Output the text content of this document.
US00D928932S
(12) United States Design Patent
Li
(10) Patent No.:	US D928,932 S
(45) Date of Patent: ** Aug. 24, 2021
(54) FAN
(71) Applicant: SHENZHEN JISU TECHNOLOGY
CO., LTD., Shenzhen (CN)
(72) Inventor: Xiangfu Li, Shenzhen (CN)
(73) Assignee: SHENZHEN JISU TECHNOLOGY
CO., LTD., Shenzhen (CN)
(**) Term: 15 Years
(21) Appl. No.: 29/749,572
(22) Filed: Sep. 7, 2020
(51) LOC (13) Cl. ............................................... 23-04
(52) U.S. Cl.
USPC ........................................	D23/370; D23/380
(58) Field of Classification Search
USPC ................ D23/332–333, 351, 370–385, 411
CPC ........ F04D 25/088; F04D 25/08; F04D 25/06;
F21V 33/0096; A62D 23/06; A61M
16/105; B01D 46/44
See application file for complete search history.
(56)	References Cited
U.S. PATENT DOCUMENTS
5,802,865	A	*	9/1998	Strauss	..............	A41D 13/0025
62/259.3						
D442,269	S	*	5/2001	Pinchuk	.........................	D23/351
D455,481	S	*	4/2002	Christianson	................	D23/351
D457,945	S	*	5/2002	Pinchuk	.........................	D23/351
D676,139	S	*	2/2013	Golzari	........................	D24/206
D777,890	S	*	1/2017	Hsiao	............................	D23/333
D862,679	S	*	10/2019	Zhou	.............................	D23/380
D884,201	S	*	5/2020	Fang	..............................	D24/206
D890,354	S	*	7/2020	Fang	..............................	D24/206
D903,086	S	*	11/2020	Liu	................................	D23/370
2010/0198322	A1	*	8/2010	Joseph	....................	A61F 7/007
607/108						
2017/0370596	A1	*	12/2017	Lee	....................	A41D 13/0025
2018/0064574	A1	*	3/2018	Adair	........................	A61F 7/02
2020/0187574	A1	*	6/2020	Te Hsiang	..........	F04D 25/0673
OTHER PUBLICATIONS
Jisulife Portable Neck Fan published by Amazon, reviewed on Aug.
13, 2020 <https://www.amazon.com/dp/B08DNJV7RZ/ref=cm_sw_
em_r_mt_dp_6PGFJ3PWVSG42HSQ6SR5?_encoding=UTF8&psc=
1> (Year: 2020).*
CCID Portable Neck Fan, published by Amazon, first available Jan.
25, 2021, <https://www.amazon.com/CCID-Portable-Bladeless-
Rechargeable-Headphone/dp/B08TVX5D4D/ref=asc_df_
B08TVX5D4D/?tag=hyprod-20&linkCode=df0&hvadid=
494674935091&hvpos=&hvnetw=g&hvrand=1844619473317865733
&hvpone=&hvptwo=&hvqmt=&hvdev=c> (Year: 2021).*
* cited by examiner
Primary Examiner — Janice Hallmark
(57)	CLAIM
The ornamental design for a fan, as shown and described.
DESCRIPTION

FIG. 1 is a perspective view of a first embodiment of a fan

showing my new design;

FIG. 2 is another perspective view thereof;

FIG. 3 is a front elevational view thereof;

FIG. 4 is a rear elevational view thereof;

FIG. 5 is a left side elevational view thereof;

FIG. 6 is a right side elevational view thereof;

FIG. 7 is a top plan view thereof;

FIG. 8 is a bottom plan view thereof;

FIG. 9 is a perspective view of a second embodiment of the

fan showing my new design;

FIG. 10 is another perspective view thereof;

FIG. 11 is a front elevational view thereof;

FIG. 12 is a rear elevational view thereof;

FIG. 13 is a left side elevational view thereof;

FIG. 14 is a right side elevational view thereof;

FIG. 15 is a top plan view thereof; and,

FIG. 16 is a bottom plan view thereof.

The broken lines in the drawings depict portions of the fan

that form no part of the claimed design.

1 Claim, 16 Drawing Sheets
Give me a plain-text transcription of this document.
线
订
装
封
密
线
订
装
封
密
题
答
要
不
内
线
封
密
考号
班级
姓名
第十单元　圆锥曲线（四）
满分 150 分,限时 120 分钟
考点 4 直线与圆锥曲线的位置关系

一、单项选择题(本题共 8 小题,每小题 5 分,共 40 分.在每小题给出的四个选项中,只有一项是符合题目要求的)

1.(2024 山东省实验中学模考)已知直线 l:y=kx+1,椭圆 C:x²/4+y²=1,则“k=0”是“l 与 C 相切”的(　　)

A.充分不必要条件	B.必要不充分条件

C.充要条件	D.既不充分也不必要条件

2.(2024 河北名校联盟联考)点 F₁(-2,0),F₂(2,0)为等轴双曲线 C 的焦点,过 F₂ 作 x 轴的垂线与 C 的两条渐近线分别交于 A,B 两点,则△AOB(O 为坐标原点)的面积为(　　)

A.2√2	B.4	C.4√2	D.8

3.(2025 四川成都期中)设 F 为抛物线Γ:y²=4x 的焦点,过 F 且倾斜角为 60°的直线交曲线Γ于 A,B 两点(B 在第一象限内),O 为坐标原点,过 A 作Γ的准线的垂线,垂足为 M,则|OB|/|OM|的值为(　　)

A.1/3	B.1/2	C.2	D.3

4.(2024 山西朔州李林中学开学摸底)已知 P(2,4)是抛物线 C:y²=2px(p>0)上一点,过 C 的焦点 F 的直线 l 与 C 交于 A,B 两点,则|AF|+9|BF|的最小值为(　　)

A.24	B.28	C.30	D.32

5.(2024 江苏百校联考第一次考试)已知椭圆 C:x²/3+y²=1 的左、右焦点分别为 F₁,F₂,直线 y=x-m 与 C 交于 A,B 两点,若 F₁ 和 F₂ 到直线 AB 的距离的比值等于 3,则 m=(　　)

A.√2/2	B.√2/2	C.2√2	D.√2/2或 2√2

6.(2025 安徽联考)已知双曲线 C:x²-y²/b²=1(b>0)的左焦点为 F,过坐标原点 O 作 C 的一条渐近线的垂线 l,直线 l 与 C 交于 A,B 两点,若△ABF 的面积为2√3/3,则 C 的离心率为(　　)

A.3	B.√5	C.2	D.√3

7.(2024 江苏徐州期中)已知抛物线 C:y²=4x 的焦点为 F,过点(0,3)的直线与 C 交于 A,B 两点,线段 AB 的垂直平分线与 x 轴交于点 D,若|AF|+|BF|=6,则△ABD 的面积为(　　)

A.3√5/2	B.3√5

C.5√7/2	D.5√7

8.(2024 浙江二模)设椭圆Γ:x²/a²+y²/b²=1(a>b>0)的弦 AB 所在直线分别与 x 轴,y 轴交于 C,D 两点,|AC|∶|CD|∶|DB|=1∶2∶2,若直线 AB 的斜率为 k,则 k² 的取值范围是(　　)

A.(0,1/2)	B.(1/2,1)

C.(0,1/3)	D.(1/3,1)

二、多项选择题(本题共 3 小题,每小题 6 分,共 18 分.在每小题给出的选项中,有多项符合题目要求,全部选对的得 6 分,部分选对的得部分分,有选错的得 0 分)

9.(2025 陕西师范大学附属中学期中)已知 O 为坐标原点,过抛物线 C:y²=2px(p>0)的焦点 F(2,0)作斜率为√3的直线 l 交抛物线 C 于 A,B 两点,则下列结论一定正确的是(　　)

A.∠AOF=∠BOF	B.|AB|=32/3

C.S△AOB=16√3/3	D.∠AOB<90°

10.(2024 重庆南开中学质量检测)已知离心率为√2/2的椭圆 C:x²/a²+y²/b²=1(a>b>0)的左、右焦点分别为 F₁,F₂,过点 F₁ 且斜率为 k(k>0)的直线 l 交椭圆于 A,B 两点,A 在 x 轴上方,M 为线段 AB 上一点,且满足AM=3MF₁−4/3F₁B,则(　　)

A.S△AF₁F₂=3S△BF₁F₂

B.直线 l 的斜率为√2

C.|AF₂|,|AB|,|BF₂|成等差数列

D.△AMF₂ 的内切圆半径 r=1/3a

■ ■ ■

### TASK GOAL
All lines above with "another" in them should be returned.

### EXPECTED ANSWER
FIG. 2 is another perspective view thereof;
FIG. 10 is another perspective view thereof;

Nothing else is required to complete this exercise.